FRAGMENTO ELEGIDO.
=-=-=-=-=

Hace ya muchos años que alguien vinculado al mundo del ciclismo profetizó que un ganador de un Tour necesitaba tantas sustancias perjudiciales para el organismo, que sería raro que viviese más allá de los sesenta años. La gloria a tu alcance si cierras los ojos y no piensas en el futuro: la tentación es enorme. En cualquier actividad se forjan esos semidioses que viven a la sombra de los dioses y que sustentan las columnas del edificio.

Por perversión, como dije antes, cuando asisto a una final de la Liga de Campeones o Chámpions Li, no puedo dejar de pensar en el equipo vencido, en esos hombres que se sientan en el césped y lloran como niños mientras los triunfadores celebran la conquista de la Copa con la paletada del oeeeeé, oeeeeeé, oeeeé, oé. Que es que se me va al corazoncito del carajo a arropar al púgil que quedó tendido en la lona en tanto el árbitro levanta el brazo del ganador aunque éste haya sido el grandioso Muhammad Alí.

=-=-=-=-=

FILAS DADAS.
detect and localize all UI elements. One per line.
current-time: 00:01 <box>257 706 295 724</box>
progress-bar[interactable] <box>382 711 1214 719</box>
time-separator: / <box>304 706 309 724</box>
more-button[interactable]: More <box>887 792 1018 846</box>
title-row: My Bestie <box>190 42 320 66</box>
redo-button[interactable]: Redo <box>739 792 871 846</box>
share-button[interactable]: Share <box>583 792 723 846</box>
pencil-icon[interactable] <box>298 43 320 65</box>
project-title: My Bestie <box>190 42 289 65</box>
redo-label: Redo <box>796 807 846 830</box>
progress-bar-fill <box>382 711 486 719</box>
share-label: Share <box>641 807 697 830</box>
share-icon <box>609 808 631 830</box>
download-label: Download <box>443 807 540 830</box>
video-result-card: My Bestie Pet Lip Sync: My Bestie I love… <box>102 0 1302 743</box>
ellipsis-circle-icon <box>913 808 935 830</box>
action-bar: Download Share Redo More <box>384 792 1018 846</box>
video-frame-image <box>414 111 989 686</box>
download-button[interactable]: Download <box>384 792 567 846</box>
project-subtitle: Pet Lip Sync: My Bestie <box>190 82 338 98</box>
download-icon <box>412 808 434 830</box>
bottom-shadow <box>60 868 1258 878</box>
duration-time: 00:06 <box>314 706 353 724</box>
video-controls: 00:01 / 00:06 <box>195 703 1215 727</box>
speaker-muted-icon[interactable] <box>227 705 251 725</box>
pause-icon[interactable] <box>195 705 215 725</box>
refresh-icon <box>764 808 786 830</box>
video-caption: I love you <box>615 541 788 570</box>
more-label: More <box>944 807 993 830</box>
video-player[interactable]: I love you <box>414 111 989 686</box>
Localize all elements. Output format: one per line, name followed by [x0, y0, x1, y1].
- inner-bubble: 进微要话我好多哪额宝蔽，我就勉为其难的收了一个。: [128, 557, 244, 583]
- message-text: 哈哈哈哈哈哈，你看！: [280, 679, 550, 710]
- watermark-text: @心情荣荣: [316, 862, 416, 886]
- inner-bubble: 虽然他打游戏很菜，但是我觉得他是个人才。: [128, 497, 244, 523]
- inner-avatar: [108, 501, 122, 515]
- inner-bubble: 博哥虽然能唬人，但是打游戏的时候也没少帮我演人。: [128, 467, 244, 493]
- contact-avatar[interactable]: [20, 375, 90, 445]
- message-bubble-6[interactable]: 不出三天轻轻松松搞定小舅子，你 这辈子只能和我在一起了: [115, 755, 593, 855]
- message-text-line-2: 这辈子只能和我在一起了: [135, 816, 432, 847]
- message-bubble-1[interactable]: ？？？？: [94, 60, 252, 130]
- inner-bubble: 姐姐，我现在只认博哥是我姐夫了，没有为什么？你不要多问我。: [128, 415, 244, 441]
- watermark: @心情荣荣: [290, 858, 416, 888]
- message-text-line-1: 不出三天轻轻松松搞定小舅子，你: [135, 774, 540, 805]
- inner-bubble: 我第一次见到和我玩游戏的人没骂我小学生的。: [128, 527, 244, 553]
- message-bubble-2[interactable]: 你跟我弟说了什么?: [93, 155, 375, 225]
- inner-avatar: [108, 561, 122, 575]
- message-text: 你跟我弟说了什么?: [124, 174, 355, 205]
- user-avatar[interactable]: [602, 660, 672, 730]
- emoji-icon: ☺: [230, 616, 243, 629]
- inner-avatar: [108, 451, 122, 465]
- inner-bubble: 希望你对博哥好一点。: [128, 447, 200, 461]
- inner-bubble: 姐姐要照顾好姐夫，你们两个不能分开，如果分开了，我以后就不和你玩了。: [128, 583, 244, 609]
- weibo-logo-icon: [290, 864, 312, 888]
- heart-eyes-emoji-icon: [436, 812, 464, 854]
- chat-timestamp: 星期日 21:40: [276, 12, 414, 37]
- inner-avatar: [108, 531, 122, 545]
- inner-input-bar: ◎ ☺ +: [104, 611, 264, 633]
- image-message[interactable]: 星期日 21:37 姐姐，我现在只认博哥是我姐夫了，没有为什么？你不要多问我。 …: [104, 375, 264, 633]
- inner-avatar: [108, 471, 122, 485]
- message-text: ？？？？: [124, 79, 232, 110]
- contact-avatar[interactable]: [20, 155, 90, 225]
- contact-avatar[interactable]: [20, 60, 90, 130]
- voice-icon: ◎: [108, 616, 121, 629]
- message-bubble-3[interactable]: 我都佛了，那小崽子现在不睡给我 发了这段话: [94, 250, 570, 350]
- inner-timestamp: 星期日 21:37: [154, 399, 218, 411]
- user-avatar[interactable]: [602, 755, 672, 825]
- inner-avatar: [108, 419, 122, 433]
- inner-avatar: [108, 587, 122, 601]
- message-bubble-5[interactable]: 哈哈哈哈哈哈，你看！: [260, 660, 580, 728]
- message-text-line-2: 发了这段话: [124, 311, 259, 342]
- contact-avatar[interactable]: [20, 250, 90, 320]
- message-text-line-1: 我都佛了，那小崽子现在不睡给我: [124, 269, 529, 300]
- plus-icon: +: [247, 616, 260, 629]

=-=-=-=-=

QUÉ SE PIDE.
[a] Según el fragmento, ¿por qué sería raro que el ganador de un Tour viviera más allá de los sesenta años? Responde en una a tres oraciones.
[b] En las filas que van desde el principio hasta la que contiene "video-controls: 00:01 /", ambas incluidas, cambia "My Bestie" por "My Buddy" y devuelve solo esas filas, con todo lo demás sin tocar.

RESPUESTAS POR TAREA.
[a] Porque, según esa profecía, un ganador del Tour necesitaba tantas sustancias dañinas para el organismo que difícilmente llegaría a pasar de los sesenta años.

[b]
detect and localize all UI elements. One per line.
current-time: 00:01 <box>257 706 295 724</box>
progress-bar[interactable] <box>382 711 1214 719</box>
time-separator: / <box>304 706 309 724</box>
more-button[interactable]: More <box>887 792 1018 846</box>
title-row: My Buddy <box>190 42 320 66</box>
redo-button[interactable]: Redo <box>739 792 871 846</box>
share-button[interactable]: Share <box>583 792 723 846</box>
pencil-icon[interactable] <box>298 43 320 65</box>
project-title: My Buddy <box>190 42 289 65</box>
redo-label: Redo <box>796 807 846 830</box>
progress-bar-fill <box>382 711 486 719</box>
share-label: Share <box>641 807 697 830</box>
share-icon <box>609 808 631 830</box>
download-label: Download <box>443 807 540 830</box>
video-result-card: My Buddy Pet Lip Sync: My Buddy I love… <box>102 0 1302 743</box>
ellipsis-circle-icon <box>913 808 935 830</box>
action-bar: Download Share Redo More <box>384 792 1018 846</box>
video-frame-image <box>414 111 989 686</box>
download-button[interactable]: Download <box>384 792 567 846</box>
project-subtitle: Pet Lip Sync: My Buddy <box>190 82 338 98</box>
download-icon <box>412 808 434 830</box>
bottom-shadow <box>60 868 1258 878</box>
duration-time: 00:06 <box>314 706 353 724</box>
video-controls: 00:01 / 00:06 <box>195 703 1215 727</box>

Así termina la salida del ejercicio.